● Dataset rows:
######

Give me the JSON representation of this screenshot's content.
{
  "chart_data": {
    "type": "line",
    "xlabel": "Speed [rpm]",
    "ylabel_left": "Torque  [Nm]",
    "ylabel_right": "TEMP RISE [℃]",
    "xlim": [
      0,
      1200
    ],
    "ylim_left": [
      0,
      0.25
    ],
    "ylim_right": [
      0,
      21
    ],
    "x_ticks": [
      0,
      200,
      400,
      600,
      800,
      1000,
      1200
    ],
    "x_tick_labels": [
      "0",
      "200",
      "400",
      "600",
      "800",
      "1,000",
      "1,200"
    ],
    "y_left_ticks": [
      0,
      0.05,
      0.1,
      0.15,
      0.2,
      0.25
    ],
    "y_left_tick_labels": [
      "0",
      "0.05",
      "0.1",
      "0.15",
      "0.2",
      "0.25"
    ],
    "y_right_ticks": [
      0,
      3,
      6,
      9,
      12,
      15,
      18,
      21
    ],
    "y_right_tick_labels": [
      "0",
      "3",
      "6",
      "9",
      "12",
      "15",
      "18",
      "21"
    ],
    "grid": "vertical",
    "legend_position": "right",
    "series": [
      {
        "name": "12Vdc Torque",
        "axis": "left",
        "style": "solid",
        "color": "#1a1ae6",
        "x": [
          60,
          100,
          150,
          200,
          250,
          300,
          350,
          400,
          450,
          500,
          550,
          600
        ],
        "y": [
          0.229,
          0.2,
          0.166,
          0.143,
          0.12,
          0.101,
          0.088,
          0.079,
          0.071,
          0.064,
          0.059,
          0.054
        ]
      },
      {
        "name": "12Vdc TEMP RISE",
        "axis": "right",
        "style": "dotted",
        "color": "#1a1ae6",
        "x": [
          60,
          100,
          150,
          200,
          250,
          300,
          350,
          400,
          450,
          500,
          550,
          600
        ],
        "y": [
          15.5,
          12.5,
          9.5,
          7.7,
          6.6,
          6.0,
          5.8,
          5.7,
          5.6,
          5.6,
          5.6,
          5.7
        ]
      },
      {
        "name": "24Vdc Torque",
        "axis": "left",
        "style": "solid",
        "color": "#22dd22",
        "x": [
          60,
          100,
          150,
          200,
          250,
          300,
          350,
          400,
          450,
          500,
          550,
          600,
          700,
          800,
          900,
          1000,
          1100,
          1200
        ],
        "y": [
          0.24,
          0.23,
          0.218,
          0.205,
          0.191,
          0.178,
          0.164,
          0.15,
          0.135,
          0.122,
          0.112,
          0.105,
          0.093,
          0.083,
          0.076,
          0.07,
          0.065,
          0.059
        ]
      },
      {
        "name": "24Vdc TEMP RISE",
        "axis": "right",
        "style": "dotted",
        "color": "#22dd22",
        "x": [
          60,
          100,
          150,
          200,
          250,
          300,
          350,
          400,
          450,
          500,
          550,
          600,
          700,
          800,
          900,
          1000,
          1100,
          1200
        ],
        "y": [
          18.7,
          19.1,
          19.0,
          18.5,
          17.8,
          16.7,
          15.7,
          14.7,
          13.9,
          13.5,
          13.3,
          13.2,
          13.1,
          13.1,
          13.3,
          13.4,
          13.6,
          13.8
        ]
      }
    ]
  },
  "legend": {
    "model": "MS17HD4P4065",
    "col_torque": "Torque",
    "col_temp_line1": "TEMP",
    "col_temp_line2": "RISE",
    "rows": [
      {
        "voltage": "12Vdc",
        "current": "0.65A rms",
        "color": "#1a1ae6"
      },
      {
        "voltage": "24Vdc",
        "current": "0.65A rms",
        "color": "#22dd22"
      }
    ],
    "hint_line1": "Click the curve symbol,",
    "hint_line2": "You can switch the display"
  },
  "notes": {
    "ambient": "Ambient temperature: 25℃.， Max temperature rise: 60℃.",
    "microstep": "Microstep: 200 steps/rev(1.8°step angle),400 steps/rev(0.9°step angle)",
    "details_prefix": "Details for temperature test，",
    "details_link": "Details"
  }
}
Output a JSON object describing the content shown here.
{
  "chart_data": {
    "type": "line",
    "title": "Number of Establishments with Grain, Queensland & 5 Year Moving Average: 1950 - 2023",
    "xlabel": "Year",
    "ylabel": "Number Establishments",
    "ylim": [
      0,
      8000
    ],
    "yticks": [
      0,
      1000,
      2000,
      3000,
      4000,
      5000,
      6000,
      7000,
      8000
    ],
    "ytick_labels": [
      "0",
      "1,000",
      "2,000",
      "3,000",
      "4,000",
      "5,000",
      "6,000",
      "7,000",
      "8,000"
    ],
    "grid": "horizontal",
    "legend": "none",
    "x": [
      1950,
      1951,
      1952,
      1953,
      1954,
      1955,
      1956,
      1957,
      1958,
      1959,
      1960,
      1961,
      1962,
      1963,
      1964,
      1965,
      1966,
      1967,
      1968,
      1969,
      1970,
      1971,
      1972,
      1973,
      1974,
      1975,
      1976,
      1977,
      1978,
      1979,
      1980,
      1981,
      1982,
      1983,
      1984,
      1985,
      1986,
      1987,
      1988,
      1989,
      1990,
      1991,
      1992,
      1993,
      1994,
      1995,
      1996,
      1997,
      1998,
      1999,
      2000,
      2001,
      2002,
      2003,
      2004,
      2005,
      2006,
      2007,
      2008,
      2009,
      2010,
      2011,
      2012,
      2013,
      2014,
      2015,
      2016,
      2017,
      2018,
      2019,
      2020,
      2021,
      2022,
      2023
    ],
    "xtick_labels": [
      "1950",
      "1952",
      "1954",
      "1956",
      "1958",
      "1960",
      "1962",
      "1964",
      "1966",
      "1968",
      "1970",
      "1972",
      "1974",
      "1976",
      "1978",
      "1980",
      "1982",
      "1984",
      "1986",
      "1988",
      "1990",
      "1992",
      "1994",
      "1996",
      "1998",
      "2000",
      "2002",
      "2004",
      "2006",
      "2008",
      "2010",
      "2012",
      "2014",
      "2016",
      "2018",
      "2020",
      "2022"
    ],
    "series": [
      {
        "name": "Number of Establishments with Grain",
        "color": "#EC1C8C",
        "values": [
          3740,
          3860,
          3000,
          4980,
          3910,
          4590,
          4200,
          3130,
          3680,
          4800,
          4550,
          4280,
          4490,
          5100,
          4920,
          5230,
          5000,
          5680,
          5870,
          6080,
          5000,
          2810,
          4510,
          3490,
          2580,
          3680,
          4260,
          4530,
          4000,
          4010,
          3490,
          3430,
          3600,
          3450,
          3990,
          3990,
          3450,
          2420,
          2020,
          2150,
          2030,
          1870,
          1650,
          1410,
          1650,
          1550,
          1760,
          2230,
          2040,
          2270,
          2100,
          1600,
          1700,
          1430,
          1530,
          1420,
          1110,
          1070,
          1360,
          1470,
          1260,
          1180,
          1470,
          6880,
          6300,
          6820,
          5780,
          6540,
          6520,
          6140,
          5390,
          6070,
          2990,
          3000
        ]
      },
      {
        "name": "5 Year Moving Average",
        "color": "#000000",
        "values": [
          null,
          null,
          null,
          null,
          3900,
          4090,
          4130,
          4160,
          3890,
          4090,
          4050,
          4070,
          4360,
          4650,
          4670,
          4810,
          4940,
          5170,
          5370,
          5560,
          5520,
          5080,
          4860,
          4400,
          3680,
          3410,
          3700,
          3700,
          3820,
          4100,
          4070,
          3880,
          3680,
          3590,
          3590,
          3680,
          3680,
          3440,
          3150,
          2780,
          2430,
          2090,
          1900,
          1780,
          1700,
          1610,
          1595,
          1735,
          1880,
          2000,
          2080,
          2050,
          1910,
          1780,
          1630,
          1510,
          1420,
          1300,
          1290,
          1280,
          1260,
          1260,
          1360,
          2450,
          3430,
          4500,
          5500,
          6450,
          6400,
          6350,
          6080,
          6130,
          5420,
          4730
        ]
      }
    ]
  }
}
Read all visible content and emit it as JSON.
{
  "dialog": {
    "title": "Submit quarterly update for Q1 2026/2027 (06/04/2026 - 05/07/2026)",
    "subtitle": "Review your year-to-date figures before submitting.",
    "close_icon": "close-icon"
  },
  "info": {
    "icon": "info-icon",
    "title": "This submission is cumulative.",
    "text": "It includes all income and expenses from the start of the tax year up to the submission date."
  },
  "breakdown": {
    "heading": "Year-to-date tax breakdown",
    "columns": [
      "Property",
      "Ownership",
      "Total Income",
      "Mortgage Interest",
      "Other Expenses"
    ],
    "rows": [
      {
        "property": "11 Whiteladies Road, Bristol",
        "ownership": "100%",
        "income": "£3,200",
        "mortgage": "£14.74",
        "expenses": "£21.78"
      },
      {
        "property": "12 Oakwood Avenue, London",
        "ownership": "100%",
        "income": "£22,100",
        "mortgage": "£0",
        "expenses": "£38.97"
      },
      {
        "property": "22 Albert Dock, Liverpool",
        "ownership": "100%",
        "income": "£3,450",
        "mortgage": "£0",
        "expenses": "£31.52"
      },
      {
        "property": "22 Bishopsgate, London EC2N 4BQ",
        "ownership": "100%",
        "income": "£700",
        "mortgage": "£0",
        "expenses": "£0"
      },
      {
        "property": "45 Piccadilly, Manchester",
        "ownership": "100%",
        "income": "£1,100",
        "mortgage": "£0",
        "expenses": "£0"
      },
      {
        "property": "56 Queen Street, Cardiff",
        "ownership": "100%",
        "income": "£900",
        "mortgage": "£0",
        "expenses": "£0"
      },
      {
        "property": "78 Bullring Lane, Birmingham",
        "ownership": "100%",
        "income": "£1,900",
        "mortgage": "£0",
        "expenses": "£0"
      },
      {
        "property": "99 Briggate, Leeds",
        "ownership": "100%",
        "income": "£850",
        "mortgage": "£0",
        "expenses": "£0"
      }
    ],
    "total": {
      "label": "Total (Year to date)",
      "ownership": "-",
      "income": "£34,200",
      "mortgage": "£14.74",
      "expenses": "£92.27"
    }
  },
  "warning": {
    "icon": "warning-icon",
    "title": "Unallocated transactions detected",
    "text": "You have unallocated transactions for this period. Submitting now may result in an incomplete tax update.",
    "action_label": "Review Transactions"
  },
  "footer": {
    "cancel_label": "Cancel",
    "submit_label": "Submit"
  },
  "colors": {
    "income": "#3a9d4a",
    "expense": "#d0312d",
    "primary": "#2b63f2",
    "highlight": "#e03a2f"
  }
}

######

● Exercise goal:
State how many lines of the material contain the string "content", with no other words.

● Solution for this problem:
3